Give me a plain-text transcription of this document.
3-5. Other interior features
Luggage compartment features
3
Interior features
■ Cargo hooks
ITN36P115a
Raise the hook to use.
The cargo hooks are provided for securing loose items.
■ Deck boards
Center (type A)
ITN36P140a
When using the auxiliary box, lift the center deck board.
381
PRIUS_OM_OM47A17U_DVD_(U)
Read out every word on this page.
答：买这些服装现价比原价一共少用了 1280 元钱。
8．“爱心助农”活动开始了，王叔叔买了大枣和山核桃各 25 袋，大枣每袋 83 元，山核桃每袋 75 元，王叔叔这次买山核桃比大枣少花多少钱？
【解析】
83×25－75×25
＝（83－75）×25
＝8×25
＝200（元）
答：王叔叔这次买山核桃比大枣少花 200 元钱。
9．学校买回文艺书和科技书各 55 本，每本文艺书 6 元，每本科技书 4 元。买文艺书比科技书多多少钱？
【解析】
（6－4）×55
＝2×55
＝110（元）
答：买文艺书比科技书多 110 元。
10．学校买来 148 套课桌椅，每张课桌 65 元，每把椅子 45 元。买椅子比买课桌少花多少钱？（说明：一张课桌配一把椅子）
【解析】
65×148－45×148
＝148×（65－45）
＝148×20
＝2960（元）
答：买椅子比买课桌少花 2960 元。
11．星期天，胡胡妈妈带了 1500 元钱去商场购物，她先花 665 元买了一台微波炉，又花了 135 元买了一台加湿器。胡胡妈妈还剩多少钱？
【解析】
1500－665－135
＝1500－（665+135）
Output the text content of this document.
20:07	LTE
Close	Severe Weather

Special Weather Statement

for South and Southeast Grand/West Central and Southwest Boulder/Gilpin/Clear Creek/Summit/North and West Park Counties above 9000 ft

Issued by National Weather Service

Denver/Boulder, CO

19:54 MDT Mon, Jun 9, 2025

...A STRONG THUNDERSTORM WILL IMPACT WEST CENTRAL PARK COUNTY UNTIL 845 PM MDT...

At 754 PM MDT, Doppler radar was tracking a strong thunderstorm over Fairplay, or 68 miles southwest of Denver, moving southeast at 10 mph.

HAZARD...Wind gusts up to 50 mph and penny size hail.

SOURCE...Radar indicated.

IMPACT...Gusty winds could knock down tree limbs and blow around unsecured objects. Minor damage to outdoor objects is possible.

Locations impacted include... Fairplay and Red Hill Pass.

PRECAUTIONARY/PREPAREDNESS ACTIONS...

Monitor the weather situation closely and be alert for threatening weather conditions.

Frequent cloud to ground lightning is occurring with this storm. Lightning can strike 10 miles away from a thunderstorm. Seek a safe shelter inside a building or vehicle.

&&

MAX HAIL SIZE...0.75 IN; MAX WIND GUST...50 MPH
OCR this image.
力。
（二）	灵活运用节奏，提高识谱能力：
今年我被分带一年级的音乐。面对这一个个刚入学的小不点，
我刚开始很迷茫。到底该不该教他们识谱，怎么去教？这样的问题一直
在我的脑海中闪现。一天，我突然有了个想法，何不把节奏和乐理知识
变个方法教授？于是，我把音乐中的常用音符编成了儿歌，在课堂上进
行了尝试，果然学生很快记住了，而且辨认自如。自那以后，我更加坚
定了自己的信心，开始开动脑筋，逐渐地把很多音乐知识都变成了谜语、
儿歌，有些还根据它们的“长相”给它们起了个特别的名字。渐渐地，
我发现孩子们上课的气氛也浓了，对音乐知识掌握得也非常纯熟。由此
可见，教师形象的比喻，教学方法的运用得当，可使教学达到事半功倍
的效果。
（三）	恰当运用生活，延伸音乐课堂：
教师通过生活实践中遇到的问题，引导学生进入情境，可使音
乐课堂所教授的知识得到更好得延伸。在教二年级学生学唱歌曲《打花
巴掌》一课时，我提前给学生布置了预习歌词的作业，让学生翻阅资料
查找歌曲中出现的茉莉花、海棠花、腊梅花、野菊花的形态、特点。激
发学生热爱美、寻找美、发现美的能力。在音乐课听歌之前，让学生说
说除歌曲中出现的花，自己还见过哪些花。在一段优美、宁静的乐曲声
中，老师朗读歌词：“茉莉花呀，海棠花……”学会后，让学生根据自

# [WRITTEN TASK]
In the entries above, count each line that holds "Fairplay". Give the total and nothing else.

# [TASK OUTPUT]
2